Information shown:
((
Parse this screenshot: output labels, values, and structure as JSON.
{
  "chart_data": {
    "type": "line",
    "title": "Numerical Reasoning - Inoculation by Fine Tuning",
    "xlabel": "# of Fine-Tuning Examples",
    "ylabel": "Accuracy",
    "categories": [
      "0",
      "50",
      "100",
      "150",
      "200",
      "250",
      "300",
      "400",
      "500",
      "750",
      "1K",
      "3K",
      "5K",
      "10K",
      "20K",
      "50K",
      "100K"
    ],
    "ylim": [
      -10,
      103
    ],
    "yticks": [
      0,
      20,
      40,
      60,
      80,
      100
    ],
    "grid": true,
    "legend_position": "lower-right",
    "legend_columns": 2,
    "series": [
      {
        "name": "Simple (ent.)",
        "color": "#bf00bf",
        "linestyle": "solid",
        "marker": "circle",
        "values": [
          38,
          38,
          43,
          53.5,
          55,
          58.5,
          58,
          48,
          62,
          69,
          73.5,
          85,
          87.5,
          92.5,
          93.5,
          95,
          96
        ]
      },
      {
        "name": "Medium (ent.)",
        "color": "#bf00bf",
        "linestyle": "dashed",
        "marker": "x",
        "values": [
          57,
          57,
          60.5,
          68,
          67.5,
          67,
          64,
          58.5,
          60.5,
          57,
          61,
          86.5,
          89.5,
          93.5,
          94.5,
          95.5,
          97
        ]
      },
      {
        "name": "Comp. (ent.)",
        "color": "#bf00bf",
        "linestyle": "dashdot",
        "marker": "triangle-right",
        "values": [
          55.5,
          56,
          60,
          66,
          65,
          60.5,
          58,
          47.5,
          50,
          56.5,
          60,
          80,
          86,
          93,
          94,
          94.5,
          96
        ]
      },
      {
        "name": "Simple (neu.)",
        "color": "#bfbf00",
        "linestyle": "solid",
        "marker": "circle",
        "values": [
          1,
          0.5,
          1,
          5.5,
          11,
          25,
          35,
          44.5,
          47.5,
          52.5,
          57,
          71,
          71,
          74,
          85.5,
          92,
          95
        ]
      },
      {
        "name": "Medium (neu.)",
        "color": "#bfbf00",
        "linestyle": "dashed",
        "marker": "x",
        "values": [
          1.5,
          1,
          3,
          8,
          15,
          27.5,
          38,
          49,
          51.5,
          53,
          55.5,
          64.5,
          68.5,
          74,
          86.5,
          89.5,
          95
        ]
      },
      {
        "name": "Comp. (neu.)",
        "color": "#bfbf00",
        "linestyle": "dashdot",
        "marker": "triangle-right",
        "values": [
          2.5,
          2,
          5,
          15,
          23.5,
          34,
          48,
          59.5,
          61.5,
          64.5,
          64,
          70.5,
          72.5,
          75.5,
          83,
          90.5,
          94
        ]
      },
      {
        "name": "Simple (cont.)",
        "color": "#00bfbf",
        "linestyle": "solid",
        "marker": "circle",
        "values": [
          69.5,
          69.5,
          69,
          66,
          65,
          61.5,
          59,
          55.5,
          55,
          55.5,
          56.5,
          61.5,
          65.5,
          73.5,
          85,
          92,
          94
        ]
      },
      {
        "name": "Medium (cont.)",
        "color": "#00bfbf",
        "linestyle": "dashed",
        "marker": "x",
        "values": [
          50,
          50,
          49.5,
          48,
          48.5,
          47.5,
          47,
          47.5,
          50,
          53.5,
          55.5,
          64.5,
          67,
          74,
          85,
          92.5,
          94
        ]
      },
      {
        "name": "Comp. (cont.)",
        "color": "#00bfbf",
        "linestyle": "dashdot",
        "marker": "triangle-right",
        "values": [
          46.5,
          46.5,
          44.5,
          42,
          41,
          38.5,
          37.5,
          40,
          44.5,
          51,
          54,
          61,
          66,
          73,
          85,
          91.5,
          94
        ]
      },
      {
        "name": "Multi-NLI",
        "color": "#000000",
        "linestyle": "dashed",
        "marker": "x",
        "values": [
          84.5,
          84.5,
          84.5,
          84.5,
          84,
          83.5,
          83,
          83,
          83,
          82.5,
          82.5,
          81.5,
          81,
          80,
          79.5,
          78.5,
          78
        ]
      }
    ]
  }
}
))
Exercise details: Output all records verbatim.

Response to this task:
Parse this screenshot: output labels, values, and structure as JSON.
{
  "chart_data": {
    "type": "line",
    "title": "Numerical Reasoning - Inoculation by Fine Tuning",
    "xlabel": "# of Fine-Tuning Examples",
    "ylabel": "Accuracy",
    "categories": [
      "0",
      "50",
      "100",
      "150",
      "200",
      "250",
      "300",
      "400",
      "500",
      "750",
      "1K",
      "3K",
      "5K",
      "10K",
      "20K",
      "50K",
      "100K"
    ],
    "ylim": [
      -10,
      103
    ],
    "yticks": [
      0,
      20,
      40,
      60,
      80,
      100
    ],
    "grid": true,
    "legend_position": "lower-right",
    "legend_columns": 2,
    "series": [
      {
        "name": "Simple (ent.)",
        "color": "#bf00bf",
        "linestyle": "solid",
        "marker": "circle",
        "values": [
          38,
          38,
          43,
          53.5,
          55,
          58.5,
          58,
          48,
          62,
          69,
          73.5,
          85,
          87.5,
          92.5,
          93.5,
          95,
          96
        ]
      },
      {
        "name": "Medium (ent.)",
        "color": "#bf00bf",
        "linestyle": "dashed",
        "marker": "x",
        "values": [
          57,
          57,
          60.5,
          68,
          67.5,
          67,
          64,
          58.5,
          60.5,
          57,
          61,
          86.5,
          89.5,
          93.5,
          94.5,
          95.5,
          97
        ]
      },
      {
        "name": "Comp. (ent.)",
        "color": "#bf00bf",
        "linestyle": "dashdot",
        "marker": "triangle-right",
        "values": [
          55.5,
          56,
          60,
          66,
          65,
          60.5,
          58,
          47.5,
          50,
          56.5,
          60,
          80,
          86,
          93,
          94,
          94.5,
          96
        ]
      },
      {
        "name": "Simple (neu.)",
        "color": "#bfbf00",
        "linestyle": "solid",
        "marker": "circle",
        "values": [
          1,
          0.5,
          1,
          5.5,
          11,
          25,
          35,
          44.5,
          47.5,
          52.5,
          57,
          71,
          71,
          74,
          85.5,
          92,
          95
        ]
      },
      {
        "name": "Medium (neu.)",
        "color": "#bfbf00",
        "linestyle": "dashed",
        "marker": "x",
        "values": [
          1.5,
          1,
          3,
          8,
          15,
          27.5,
          38,
          49,
          51.5,
          53,
          55.5,
          64.5,
          68.5,
          74,
          86.5,
          89.5,
          95
        ]
      },
      {
        "name": "Comp. (neu.)",
        "color": "#bfbf00",
        "linestyle": "dashdot",
        "marker": "triangle-right",
        "values": [
          2.5,
          2,
          5,
          15,
          23.5,
          34,
          48,
          59.5,
          61.5,
          64.5,
          64,
          70.5,
          72.5,
          75.5,
          83,
          90.5,
          94
        ]
      },
      {
        "name": "Simple (cont.)",
        "color": "#00bfbf",
        "linestyle": "solid",
        "marker": "circle",
        "values": [
          69.5,
          69.5,
          69,
          66,
          65,
          61.5,
          59,
          55.5,
          55,
          55.5,
          56.5,
          61.5,
          65.5,
          73.5,
          85,
          92,
          94
        ]
      },
      {
        "name": "Medium (cont.)",
        "color": "#00bfbf",
        "linestyle": "dashed",
        "marker": "x",
        "values": [
          50,
          50,
          49.5,
          48,
          48.5,
          47.5,
          47,
          47.5,
          50,
          53.5,
          55.5,
          64.5,
          67,
          74,
          85,
          92.5,
          94
        ]
      },
      {
        "name": "Comp. (cont.)",
        "color": "#00bfbf",
        "linestyle": "dashdot",
        "marker": "triangle-right",
        "values": [
          46.5,
          46.5,
          44.5,
          42,
          41,
          38.5,
          37.5,
          40,
          44.5,
          51,
          54,
          61,
          66,
          73,
          85,
          91.5,
          94
        ]
      },
      {
        "name": "Multi-NLI",
        "color": "#000000",
        "linestyle": "dashed",
        "marker": "x",
        "values": [
          84.5,
          84.5,
          84.5,
          84.5,
          84,
          83.5,
          83,
          83,
          83,
          82.5,
          82.5,
          81.5,
          81,
          80,
          79.5,
          78.5,
          78
        ]
      }
    ]
  }
}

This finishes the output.